Return all lines in the material below that contain "Image".

— DATA EXTRACT —
════
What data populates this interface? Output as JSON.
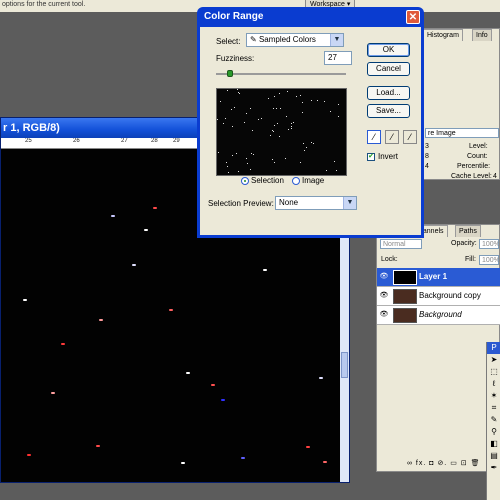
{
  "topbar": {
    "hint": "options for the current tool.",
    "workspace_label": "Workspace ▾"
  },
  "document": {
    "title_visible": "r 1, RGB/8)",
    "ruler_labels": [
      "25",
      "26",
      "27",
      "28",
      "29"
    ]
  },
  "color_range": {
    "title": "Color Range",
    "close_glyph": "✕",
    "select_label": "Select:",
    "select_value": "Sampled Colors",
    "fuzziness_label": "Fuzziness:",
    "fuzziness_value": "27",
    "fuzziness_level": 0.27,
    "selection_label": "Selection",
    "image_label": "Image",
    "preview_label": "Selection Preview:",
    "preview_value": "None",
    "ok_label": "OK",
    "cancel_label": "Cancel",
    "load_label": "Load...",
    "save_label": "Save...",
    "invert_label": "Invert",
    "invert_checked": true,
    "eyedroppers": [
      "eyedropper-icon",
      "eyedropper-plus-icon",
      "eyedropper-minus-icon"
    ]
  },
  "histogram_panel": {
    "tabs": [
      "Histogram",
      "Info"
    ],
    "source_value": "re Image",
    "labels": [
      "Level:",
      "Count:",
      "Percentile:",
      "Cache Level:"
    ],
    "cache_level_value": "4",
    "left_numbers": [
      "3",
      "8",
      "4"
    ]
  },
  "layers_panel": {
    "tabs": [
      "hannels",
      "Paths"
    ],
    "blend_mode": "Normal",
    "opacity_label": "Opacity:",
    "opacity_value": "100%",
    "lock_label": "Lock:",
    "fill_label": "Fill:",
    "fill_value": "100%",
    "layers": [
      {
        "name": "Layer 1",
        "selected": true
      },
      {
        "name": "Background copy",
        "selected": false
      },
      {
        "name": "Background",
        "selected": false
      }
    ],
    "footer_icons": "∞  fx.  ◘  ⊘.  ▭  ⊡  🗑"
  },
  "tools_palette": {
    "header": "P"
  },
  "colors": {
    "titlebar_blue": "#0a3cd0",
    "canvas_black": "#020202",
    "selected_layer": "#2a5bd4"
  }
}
════
— SOLUTION —
    "image_label": "Image",
    "source_value": "re Image",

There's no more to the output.